(Data items)
+++

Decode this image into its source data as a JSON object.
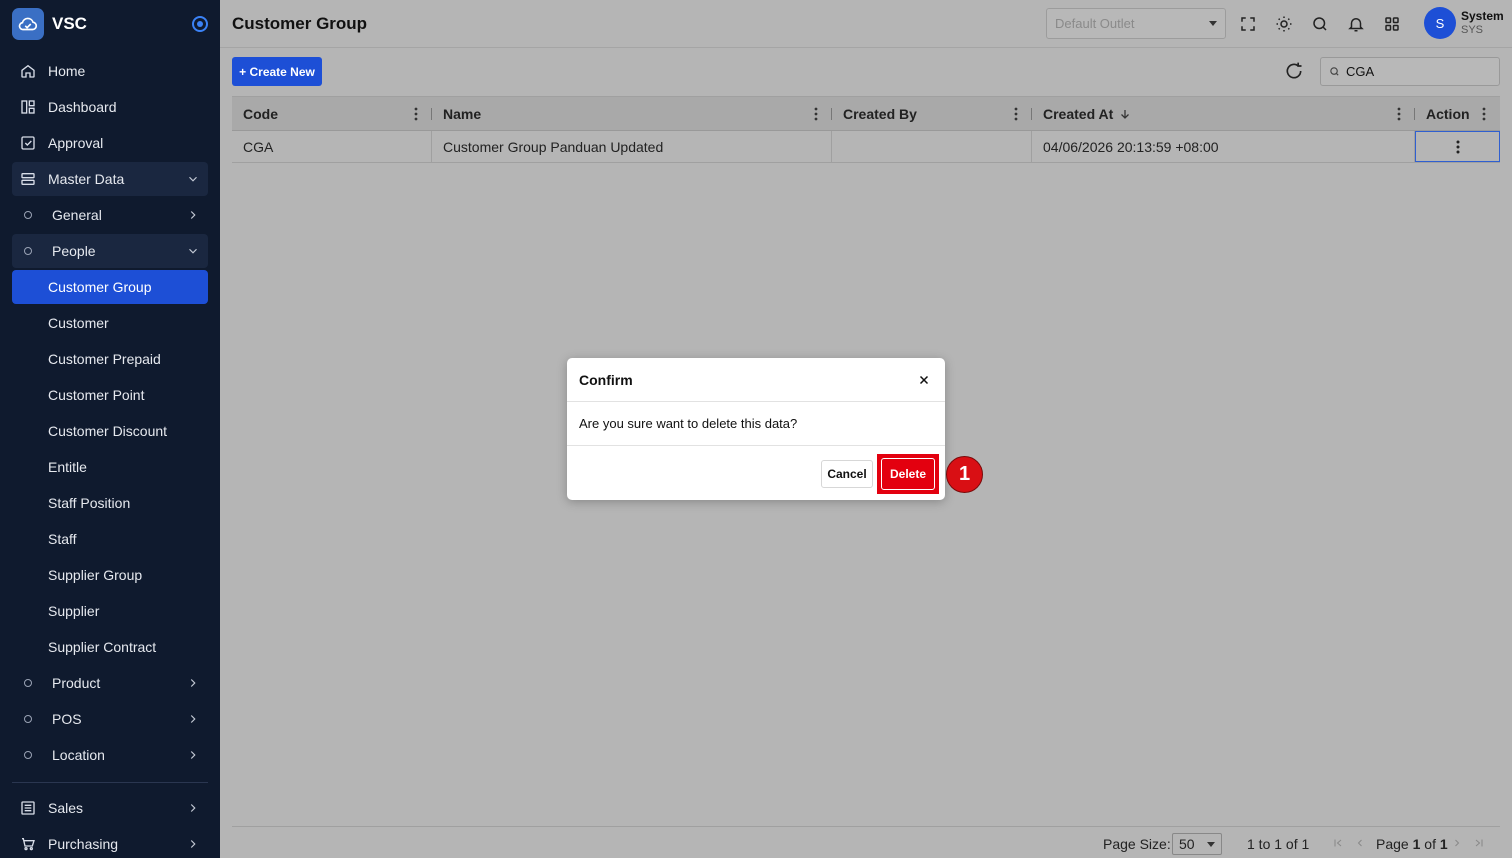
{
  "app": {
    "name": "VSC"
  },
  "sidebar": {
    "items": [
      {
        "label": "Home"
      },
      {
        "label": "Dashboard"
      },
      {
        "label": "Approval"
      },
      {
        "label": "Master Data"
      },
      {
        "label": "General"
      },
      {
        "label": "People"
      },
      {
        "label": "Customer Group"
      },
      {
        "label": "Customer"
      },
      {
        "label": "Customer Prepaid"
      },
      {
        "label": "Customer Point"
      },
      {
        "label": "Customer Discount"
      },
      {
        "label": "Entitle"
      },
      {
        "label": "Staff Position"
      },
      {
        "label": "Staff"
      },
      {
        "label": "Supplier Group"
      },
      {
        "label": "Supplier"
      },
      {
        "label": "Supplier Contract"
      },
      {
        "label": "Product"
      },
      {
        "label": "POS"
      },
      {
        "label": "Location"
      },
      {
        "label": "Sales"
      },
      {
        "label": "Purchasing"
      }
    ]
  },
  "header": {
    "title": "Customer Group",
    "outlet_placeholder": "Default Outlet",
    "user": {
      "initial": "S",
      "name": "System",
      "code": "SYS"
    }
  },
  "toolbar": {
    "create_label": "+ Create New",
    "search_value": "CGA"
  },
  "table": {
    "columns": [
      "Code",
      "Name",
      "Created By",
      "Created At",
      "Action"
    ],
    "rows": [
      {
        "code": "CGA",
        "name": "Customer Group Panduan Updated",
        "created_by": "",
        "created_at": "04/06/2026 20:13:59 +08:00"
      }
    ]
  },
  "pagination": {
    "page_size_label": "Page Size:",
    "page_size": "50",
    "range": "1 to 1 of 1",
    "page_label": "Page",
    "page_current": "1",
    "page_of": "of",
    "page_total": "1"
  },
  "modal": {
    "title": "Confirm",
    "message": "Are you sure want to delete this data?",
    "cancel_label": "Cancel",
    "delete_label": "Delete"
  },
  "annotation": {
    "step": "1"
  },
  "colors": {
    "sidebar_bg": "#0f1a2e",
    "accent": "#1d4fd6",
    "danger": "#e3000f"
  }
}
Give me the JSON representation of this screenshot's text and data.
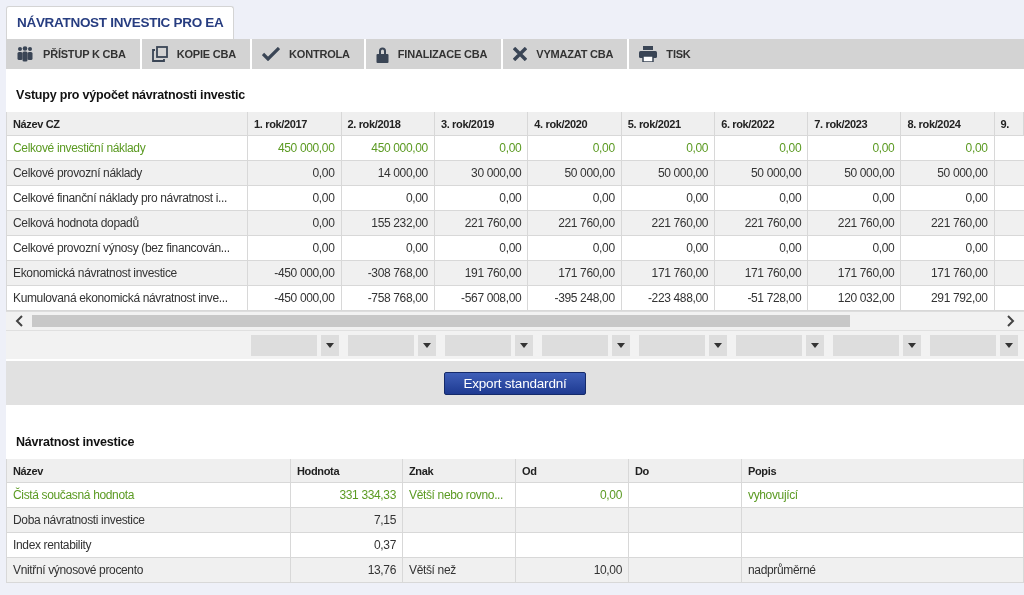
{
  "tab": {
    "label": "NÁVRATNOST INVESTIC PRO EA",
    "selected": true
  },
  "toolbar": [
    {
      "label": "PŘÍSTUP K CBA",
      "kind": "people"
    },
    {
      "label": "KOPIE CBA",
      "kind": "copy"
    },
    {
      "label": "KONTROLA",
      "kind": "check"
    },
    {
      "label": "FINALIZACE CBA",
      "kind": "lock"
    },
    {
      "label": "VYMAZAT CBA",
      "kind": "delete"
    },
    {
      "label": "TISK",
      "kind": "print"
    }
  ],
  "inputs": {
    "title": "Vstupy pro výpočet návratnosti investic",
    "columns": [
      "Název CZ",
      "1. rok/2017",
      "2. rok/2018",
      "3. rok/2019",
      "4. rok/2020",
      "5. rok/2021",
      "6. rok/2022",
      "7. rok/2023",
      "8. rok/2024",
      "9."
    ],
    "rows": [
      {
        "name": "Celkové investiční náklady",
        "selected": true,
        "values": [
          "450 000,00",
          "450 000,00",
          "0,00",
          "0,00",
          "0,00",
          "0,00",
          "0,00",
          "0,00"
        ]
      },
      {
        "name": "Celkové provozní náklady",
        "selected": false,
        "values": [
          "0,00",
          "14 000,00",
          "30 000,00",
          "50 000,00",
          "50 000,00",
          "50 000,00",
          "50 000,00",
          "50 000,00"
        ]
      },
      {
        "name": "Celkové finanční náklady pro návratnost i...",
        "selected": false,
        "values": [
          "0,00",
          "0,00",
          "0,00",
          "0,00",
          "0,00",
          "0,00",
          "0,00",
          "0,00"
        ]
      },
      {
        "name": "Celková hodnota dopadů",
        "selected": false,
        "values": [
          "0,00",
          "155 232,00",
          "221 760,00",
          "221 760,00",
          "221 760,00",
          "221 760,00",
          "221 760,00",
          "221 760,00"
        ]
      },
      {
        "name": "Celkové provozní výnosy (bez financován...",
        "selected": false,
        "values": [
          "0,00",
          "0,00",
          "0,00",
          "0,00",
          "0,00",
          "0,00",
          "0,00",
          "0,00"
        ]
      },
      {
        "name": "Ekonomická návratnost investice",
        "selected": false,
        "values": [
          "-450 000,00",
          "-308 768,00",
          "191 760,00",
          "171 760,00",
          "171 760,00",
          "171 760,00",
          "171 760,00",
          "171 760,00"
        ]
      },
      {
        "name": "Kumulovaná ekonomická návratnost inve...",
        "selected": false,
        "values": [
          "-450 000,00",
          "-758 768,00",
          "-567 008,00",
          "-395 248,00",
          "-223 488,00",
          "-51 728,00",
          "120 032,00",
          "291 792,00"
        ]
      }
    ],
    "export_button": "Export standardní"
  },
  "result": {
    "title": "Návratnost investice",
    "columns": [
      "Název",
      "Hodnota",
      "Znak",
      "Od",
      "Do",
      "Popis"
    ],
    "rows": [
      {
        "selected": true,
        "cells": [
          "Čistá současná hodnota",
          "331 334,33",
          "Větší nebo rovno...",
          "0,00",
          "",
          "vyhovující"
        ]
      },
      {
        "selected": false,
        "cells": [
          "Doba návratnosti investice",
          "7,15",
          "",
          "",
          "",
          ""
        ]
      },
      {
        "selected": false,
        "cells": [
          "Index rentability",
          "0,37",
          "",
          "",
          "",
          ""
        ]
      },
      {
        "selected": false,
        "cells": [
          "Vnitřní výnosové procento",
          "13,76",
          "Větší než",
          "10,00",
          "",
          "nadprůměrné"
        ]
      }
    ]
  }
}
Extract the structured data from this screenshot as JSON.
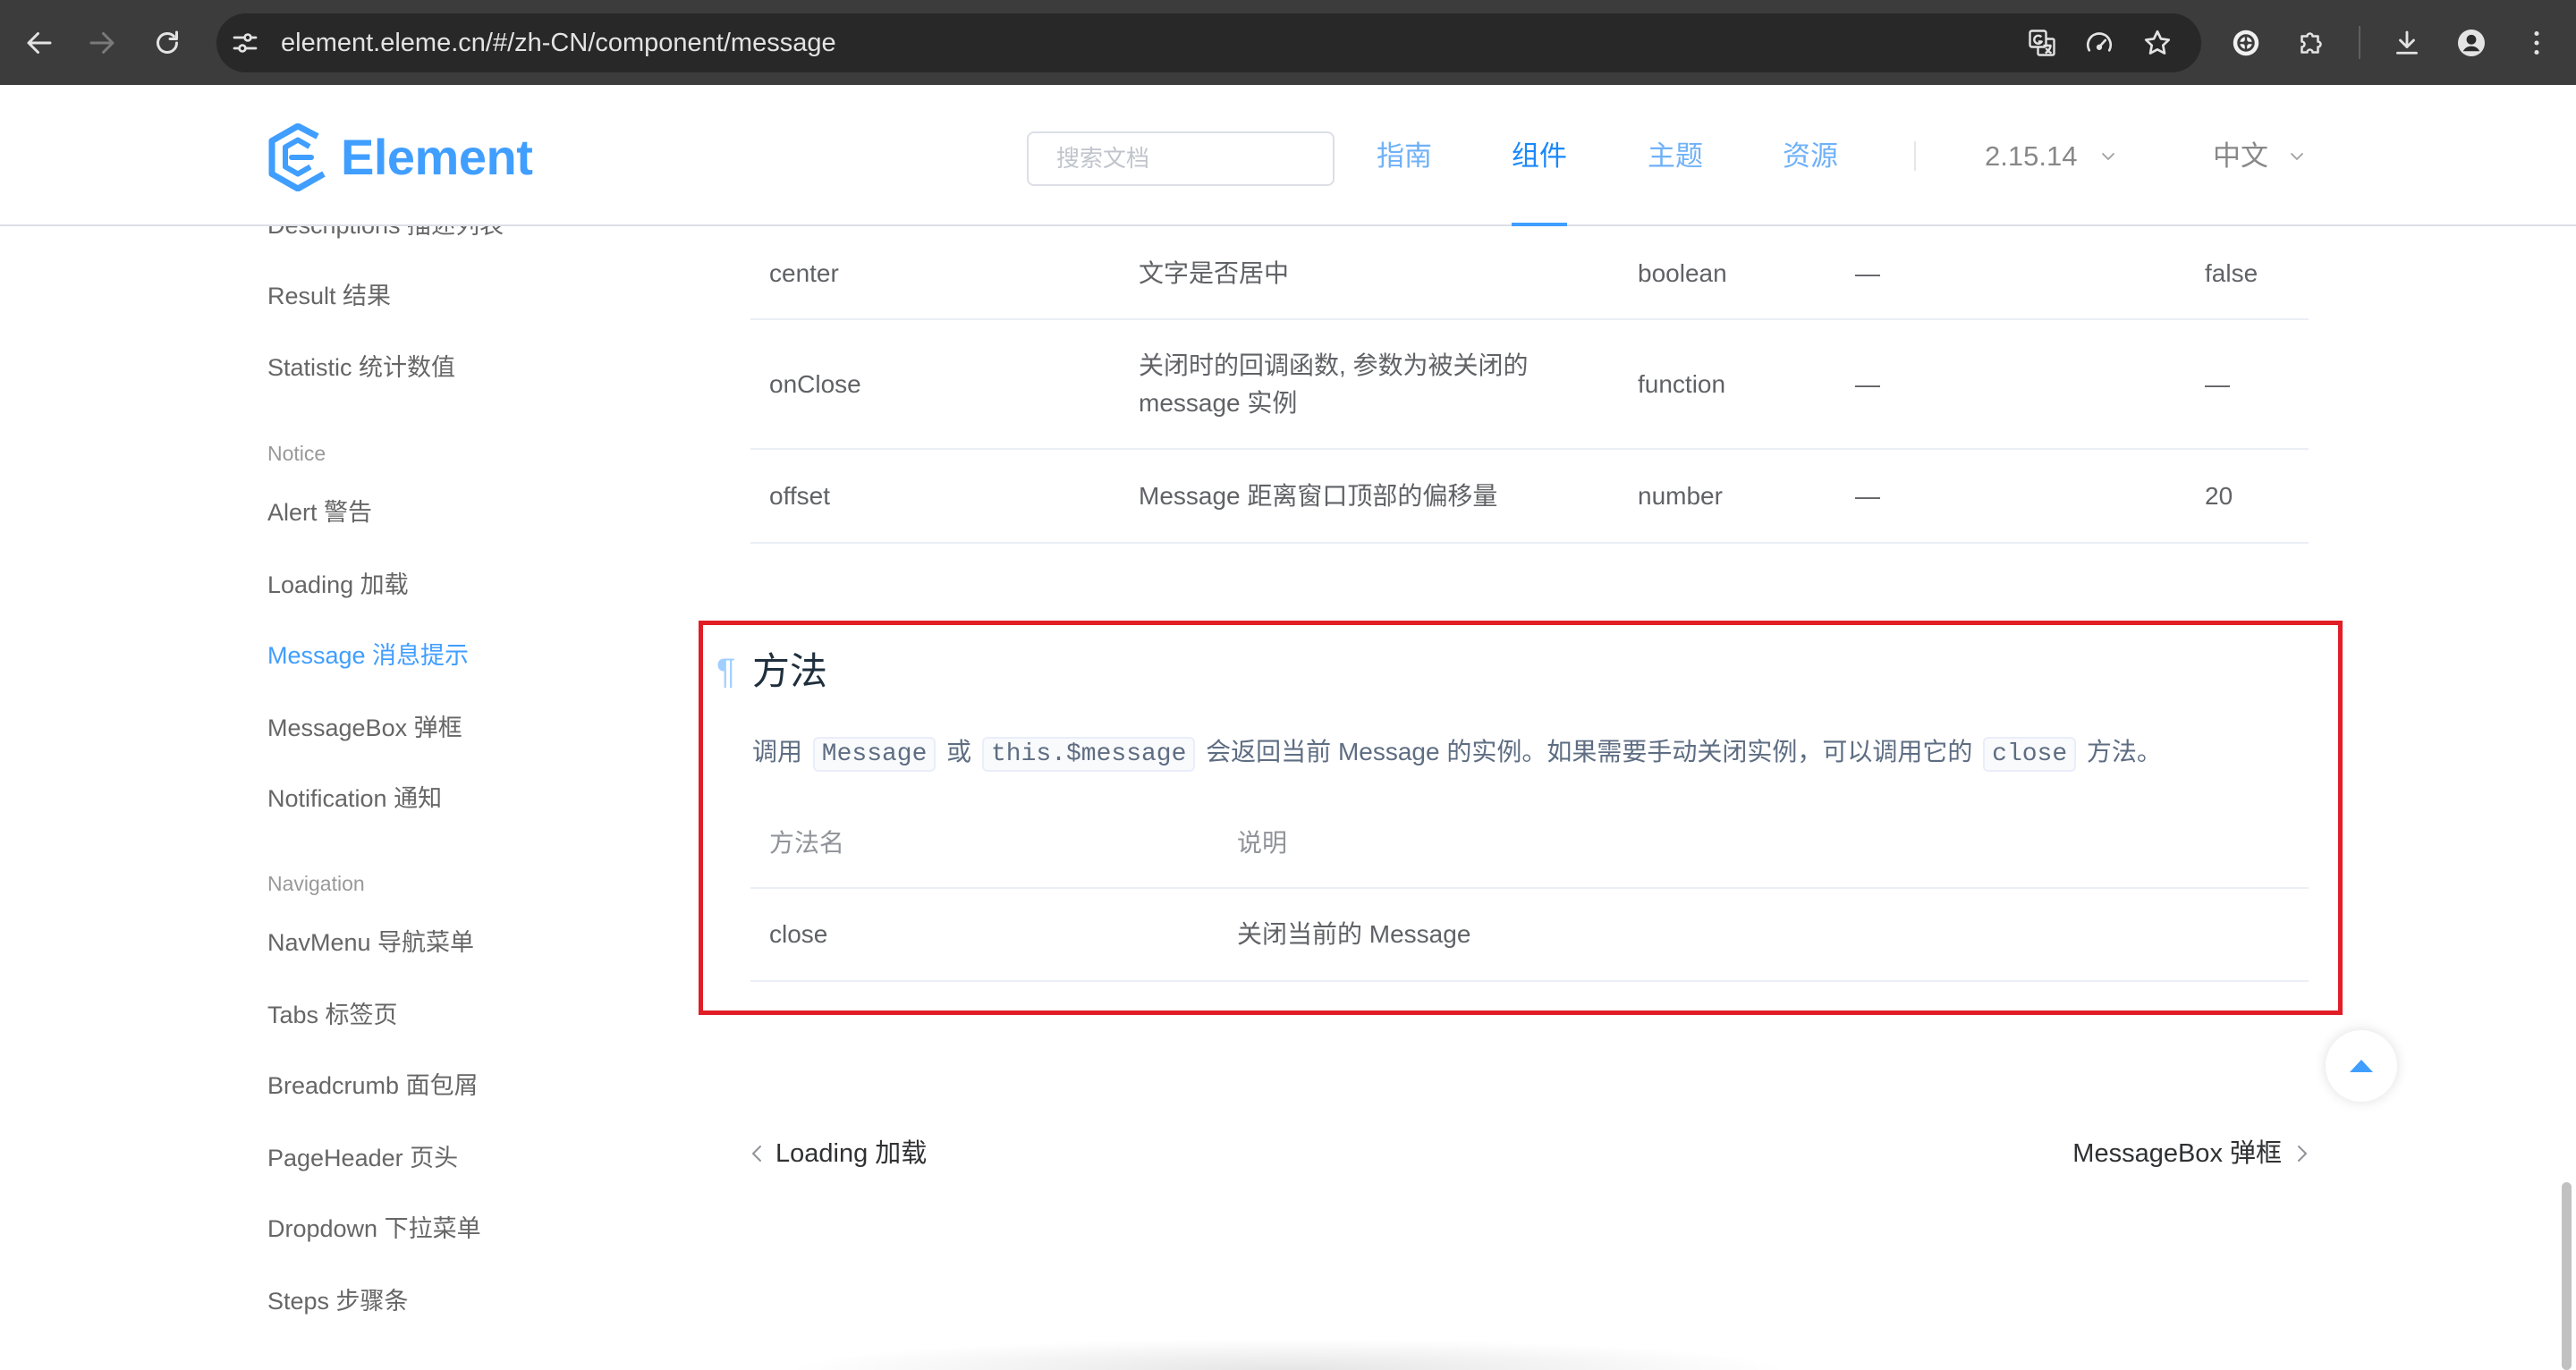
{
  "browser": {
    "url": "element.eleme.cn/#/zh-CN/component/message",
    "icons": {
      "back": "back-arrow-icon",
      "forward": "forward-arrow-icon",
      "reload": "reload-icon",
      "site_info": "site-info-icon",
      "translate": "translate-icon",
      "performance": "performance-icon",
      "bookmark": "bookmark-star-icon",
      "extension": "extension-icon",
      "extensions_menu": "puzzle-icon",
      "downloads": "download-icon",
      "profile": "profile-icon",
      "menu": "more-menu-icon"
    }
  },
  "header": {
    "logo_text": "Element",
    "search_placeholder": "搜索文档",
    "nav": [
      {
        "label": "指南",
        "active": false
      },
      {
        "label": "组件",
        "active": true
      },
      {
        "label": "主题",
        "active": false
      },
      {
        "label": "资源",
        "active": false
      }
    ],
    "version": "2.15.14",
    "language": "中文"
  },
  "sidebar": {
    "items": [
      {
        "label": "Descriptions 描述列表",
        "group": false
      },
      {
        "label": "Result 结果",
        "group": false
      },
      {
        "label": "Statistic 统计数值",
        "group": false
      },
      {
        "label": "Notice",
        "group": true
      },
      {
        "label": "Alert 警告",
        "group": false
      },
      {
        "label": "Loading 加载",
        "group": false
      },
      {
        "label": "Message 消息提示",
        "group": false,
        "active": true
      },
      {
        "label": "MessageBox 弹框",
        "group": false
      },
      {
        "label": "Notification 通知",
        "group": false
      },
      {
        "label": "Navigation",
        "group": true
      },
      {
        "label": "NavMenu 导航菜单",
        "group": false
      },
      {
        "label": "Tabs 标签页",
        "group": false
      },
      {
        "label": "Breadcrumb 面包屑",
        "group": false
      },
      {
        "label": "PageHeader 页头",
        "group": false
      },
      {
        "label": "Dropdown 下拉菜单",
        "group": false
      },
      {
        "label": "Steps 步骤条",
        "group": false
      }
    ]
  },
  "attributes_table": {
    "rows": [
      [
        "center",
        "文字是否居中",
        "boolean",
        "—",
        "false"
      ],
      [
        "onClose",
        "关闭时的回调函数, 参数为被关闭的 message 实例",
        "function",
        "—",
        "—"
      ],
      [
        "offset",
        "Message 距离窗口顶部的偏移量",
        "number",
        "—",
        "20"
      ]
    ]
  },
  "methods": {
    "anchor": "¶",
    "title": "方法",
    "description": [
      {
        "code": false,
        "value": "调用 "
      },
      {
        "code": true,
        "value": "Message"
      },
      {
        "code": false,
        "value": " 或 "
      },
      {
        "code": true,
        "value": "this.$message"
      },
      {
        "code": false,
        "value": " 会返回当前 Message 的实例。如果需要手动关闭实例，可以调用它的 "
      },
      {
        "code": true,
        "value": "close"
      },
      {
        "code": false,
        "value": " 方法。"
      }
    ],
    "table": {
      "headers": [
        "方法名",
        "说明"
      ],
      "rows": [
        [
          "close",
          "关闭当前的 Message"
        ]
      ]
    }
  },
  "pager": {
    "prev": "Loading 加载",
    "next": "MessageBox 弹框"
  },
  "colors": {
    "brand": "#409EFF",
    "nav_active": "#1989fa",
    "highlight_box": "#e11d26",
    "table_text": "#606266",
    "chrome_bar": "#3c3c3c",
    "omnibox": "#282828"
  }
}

+++

Exercise goal = Among the lines of the data, identify those with the word "Celkové". Copy each of them.

Result of the exercise =
        "name": "Celkové investiční náklady",
        "name": "Celkové provozní náklady",
        "name": "Celkové finanční náklady pro návratnost i...",
        "name": "Celkové provozní výnosy (bez financován...",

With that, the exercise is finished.